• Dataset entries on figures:

************

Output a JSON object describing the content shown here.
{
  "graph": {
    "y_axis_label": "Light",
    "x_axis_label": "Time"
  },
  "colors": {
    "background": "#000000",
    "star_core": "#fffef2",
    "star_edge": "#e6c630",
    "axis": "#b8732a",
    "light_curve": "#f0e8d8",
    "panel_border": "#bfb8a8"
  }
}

************

Could you transcribe the records in full, exactly?

• Response to this exercise:
Output a JSON object describing the content shown here.
{
  "graph": {
    "y_axis_label": "Light",
    "x_axis_label": "Time"
  },
  "colors": {
    "background": "#000000",
    "star_core": "#fffef2",
    "star_edge": "#e6c630",
    "axis": "#b8732a",
    "light_curve": "#f0e8d8",
    "panel_border": "#bfb8a8"
  }
}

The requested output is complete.